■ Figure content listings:
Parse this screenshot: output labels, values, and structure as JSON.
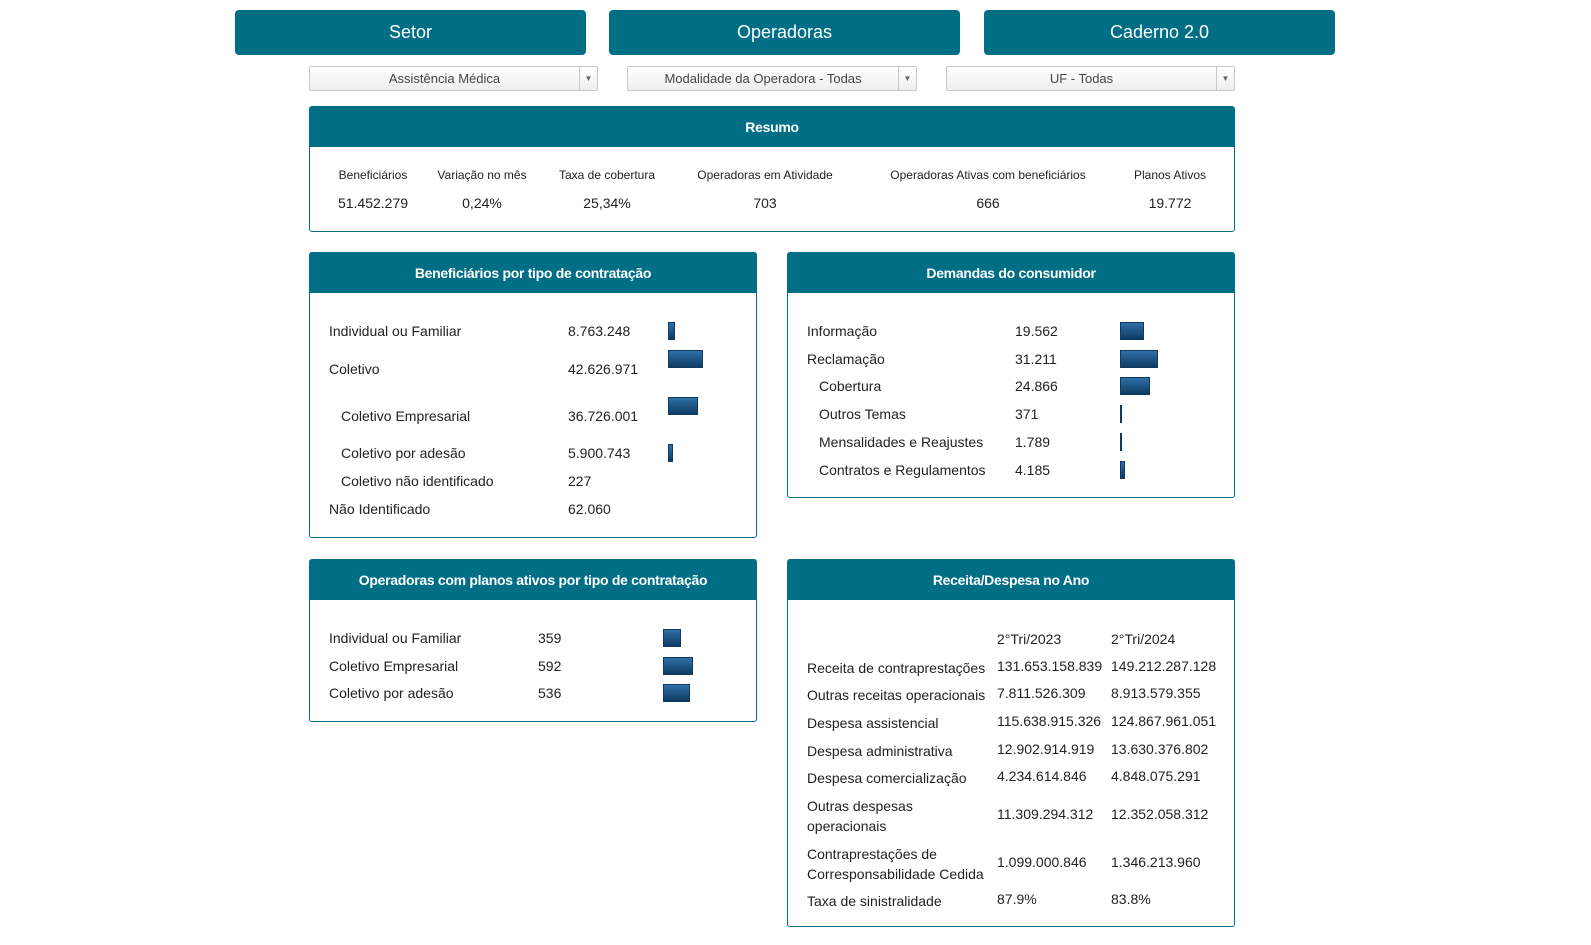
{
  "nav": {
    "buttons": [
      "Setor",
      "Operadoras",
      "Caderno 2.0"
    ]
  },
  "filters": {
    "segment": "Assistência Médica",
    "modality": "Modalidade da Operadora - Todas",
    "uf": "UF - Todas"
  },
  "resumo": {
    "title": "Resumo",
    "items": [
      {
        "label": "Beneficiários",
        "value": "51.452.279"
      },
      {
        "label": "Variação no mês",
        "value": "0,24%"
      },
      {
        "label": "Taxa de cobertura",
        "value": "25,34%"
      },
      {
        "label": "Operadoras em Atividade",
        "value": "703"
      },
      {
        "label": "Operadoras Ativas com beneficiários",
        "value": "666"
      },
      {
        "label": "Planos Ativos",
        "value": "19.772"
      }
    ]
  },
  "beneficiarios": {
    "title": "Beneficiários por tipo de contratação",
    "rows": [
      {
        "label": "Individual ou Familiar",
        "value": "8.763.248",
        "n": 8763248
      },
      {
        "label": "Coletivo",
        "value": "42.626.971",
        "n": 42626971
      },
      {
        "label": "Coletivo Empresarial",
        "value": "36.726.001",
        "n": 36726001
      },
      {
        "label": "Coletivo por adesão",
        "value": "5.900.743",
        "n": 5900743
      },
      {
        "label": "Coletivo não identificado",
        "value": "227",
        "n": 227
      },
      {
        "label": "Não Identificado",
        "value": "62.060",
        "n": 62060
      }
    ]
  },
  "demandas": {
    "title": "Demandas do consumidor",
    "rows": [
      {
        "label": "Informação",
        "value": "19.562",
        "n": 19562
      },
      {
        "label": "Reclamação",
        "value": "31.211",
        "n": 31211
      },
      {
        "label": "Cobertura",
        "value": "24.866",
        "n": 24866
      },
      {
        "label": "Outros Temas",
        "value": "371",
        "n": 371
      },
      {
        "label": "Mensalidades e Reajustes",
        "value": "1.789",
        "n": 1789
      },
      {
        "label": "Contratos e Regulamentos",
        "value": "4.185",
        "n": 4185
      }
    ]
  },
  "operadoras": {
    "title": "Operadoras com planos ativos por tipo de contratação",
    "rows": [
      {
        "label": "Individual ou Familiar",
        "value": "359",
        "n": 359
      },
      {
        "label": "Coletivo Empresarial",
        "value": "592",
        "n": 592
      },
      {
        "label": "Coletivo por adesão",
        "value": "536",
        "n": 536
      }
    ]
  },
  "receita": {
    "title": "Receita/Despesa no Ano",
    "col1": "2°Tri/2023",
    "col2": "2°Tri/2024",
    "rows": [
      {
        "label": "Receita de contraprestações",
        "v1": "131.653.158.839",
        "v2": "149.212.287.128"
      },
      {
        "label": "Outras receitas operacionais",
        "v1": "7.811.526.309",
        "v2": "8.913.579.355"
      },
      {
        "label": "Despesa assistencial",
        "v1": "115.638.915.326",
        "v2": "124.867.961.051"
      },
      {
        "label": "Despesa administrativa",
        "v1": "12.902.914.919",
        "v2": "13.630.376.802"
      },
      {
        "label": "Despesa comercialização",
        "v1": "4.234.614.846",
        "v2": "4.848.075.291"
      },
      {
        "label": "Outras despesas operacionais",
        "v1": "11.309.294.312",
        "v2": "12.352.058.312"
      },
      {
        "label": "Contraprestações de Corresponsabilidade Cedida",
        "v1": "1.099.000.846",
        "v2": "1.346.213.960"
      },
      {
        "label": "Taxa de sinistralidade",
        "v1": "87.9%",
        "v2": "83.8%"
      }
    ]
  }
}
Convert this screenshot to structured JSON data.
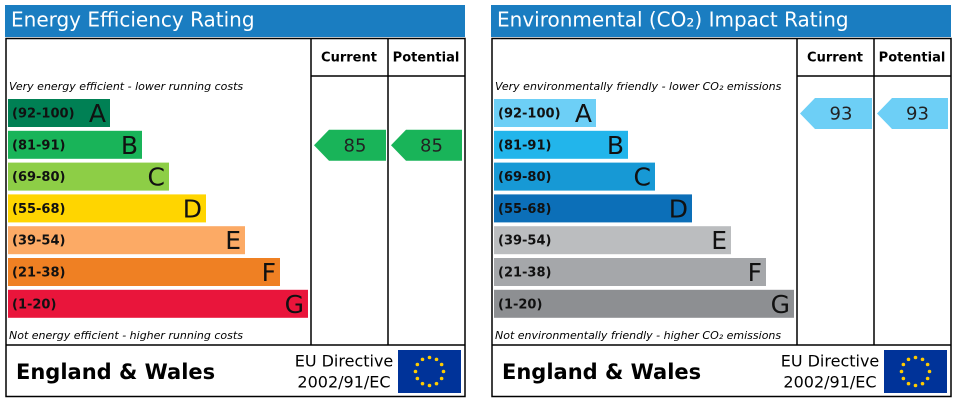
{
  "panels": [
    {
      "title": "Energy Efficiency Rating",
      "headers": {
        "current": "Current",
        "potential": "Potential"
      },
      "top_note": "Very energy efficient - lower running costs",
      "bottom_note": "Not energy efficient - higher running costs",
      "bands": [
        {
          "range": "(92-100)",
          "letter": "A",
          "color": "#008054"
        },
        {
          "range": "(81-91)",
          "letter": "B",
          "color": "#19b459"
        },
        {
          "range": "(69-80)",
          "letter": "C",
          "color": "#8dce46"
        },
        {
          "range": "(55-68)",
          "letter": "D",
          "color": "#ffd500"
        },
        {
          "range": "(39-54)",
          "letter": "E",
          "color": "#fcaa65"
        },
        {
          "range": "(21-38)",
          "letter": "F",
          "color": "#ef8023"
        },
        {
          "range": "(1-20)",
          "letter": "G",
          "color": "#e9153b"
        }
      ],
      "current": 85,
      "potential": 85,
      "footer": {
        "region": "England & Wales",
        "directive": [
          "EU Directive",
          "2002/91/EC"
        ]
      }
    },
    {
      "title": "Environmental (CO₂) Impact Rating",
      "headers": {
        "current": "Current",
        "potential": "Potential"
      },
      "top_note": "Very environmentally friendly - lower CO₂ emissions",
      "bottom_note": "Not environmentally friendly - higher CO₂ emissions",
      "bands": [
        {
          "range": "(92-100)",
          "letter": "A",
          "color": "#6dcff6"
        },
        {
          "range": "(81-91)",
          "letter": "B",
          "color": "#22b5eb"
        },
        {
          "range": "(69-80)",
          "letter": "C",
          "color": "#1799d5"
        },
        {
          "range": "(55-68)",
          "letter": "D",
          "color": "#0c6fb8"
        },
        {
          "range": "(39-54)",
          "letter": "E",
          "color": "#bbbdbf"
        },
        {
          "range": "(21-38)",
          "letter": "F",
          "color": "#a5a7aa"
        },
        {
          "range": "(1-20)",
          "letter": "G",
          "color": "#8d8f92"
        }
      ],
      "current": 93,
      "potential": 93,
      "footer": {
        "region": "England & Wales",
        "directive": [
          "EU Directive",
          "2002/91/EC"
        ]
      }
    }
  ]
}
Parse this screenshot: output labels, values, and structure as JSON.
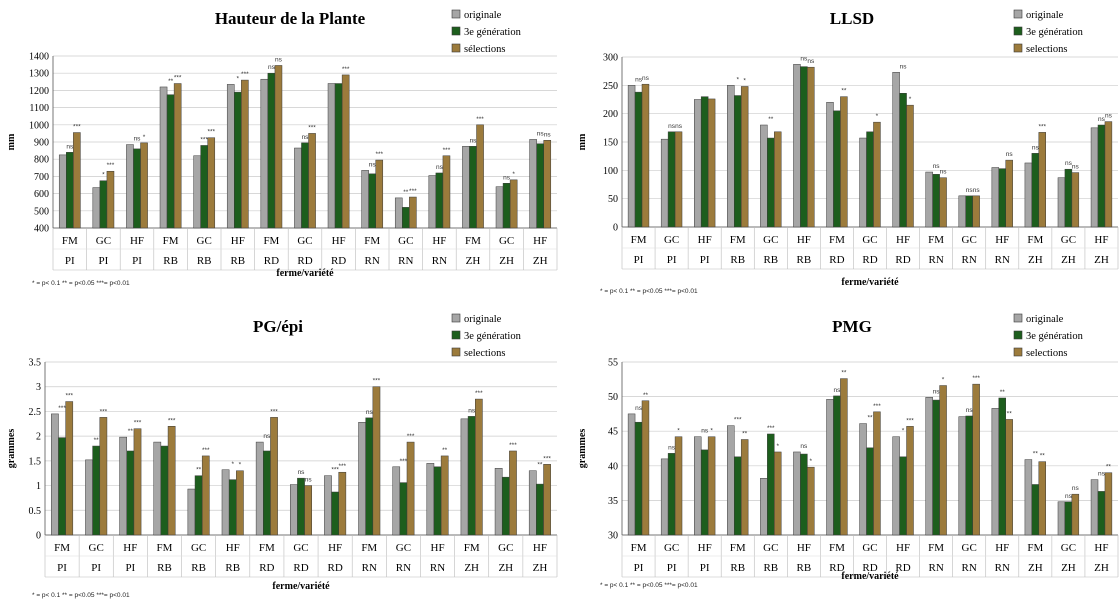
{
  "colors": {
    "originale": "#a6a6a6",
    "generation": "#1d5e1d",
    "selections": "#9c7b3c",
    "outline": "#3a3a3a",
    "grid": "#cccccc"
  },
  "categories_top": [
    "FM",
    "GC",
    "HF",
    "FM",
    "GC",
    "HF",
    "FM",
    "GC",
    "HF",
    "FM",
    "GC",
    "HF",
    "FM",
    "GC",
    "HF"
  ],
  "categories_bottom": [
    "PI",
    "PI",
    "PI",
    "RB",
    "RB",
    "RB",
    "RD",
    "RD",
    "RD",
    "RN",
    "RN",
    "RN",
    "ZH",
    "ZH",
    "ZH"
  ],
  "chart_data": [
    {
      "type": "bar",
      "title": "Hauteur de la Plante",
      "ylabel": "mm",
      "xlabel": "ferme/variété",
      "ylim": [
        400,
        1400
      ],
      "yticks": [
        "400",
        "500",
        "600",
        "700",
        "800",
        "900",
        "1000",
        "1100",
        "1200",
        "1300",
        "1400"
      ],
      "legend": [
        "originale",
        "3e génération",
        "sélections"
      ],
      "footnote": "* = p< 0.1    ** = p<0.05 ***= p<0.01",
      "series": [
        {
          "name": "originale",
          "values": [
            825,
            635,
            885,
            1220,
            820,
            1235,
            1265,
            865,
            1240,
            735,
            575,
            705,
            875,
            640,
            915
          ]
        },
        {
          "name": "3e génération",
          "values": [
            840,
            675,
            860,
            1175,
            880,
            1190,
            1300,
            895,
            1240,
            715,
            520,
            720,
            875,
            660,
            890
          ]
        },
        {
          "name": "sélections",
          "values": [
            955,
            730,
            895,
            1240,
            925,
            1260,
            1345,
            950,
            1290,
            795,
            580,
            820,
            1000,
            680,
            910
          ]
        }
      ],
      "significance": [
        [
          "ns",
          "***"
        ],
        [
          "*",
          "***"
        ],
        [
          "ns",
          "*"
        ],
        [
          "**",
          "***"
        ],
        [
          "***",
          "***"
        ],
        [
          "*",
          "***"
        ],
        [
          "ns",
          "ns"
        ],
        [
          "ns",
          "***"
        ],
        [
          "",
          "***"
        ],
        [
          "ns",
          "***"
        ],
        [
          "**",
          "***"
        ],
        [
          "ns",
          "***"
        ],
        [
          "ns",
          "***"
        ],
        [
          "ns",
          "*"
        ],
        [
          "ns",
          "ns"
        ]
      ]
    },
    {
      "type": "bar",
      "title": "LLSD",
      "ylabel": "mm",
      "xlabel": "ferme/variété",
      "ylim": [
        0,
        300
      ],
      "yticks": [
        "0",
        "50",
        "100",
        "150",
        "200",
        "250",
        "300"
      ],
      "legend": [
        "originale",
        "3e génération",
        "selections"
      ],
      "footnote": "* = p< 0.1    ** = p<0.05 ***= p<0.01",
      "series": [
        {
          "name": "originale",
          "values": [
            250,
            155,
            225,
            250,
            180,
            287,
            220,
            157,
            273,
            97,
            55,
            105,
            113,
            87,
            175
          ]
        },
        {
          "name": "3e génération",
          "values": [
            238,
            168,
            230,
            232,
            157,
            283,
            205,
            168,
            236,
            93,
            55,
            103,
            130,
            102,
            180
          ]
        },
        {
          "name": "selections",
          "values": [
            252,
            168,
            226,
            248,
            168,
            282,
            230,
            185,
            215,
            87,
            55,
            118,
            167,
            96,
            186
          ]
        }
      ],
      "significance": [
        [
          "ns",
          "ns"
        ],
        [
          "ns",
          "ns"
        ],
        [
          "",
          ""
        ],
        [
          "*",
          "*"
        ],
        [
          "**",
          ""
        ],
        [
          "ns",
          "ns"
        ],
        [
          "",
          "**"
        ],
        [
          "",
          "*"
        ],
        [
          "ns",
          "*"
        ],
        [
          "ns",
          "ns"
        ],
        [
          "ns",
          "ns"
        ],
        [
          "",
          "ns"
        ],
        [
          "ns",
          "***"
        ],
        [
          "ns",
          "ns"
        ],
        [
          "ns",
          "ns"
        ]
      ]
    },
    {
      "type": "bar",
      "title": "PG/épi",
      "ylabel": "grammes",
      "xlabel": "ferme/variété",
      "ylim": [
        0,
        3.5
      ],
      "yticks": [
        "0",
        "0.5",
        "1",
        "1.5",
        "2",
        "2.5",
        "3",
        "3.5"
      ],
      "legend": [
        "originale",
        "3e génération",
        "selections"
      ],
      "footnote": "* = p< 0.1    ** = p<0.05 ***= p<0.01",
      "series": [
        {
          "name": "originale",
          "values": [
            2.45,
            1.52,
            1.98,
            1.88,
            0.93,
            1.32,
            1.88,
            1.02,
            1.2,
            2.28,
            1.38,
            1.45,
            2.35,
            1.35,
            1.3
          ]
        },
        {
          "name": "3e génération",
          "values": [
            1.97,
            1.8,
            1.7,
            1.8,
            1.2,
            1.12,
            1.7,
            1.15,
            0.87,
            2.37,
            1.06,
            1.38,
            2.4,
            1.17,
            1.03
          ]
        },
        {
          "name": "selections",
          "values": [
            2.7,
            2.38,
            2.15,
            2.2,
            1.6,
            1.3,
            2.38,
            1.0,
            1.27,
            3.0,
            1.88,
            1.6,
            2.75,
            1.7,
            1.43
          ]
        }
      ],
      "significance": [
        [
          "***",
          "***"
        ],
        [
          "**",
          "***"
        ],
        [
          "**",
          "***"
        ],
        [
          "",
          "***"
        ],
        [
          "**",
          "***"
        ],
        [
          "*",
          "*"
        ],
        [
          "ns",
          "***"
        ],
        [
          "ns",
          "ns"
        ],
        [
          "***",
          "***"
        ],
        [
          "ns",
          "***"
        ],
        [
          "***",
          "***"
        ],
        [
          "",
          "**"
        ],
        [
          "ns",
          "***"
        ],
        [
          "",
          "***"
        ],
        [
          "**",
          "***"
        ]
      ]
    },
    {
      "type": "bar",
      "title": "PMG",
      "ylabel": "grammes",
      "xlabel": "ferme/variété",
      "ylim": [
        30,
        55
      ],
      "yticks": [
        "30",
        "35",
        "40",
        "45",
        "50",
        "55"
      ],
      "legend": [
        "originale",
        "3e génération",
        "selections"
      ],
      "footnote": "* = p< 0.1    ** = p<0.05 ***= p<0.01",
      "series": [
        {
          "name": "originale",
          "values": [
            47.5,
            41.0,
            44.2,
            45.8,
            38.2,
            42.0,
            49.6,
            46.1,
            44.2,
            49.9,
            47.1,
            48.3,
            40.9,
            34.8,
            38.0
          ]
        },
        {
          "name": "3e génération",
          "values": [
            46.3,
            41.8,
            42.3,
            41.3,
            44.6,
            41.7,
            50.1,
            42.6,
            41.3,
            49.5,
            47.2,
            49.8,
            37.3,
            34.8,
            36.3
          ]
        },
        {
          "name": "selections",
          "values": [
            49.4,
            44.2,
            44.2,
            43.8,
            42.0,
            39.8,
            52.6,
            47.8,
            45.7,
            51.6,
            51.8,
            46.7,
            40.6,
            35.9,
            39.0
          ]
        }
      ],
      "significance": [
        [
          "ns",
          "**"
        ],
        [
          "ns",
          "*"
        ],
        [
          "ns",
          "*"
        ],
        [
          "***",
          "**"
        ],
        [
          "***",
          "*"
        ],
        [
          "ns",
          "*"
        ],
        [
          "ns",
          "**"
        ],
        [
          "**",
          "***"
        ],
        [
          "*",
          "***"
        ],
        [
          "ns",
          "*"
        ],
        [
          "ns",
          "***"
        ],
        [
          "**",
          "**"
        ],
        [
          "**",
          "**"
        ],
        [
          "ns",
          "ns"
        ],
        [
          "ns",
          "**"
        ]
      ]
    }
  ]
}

■ INSTRUCTIONS FOR THE TASK: From the listing above, report the number of lines containing the string "Outras", without any accompanying remarks.

■ SOLUTION TO THE EXERCISE: 2